[Stored data entries]

________________________

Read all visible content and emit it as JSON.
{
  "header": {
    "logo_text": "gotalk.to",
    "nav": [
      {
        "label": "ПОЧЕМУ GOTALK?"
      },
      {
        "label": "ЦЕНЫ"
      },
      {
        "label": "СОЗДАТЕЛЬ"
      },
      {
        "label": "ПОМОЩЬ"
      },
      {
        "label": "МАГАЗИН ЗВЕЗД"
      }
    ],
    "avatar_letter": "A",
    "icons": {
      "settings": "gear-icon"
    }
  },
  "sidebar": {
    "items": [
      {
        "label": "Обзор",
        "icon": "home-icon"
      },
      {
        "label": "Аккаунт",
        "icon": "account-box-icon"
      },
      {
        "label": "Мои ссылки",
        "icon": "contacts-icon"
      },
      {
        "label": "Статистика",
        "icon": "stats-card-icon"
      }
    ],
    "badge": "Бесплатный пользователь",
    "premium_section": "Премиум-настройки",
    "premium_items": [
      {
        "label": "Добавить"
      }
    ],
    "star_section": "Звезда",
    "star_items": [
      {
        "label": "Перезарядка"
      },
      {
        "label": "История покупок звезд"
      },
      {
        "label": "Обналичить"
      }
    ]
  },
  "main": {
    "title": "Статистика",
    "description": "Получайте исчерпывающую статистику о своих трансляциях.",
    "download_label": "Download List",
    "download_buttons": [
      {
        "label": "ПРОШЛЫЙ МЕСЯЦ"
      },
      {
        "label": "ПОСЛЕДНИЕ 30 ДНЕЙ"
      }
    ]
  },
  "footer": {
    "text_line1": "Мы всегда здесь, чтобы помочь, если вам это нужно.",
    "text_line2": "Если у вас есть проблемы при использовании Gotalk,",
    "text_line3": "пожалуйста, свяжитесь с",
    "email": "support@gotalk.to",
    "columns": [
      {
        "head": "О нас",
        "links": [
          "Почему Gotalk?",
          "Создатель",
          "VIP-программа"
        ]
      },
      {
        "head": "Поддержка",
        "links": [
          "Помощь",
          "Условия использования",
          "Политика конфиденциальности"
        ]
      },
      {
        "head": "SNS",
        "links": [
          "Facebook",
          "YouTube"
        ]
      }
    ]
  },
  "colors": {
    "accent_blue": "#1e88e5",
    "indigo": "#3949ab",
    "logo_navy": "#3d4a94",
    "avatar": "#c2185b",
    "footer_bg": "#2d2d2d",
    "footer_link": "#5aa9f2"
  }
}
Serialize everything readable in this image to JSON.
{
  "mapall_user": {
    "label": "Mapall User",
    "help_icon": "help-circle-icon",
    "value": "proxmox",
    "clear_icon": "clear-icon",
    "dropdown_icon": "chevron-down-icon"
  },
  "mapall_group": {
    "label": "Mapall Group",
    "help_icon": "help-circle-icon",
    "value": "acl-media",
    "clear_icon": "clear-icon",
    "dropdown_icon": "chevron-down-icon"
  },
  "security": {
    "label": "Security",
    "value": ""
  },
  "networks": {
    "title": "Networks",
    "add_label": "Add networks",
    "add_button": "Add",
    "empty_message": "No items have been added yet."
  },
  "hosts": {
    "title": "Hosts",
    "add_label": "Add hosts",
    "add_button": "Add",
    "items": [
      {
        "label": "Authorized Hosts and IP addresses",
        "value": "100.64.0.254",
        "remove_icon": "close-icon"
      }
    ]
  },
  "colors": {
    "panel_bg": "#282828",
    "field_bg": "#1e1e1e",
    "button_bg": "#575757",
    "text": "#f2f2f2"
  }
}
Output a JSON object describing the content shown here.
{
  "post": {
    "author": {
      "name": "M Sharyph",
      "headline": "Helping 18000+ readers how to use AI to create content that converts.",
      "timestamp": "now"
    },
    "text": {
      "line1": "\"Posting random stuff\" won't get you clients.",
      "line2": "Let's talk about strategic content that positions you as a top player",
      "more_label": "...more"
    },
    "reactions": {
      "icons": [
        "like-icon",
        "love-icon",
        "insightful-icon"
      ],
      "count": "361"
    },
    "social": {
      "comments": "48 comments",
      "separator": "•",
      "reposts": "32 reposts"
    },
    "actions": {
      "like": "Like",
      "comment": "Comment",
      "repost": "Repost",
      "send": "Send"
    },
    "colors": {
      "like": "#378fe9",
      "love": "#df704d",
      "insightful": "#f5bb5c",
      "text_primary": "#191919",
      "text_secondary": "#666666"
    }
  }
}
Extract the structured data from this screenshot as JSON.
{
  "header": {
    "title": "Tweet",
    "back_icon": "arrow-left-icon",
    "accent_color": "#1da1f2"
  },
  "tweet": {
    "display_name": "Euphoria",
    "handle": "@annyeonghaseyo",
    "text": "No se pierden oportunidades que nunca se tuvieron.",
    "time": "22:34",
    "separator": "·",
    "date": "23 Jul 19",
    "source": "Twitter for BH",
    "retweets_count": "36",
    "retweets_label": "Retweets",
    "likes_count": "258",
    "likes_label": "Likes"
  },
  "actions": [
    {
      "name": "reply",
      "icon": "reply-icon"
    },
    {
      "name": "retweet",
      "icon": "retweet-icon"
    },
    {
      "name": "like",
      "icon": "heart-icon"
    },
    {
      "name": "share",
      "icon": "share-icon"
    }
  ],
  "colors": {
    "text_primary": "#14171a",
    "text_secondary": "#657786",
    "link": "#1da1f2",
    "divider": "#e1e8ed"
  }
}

________________________

__Task details__:
Return the lines beginning at the one that contains "Extract the structured" and continuing through the last line of the data, exactly as they stand and without any others.

__Written answer__:
Extract the structured data from this screenshot as JSON.
{
  "header": {
    "title": "Tweet",
    "back_icon": "arrow-left-icon",
    "accent_color": "#1da1f2"
  },
  "tweet": {
    "display_name": "Euphoria",
    "handle": "@annyeonghaseyo",
    "text": "No se pierden oportunidades que nunca se tuvieron.",
    "time": "22:34",
    "separator": "·",
    "date": "23 Jul 19",
    "source": "Twitter for BH",
    "retweets_count": "36",
    "retweets_label": "Retweets",
    "likes_count": "258",
    "likes_label": "Likes"
  },
  "actions": [
    {
      "name": "reply",
      "icon": "reply-icon"
    },
    {
      "name": "retweet",
      "icon": "retweet-icon"
    },
    {
      "name": "like",
      "icon": "heart-icon"
    },
    {
      "name": "share",
      "icon": "share-icon"
    }
  ],
  "colors": {
    "text_primary": "#14171a",
    "text_secondary": "#657786",
    "link": "#1da1f2",
    "divider": "#e1e8ed"
  }
}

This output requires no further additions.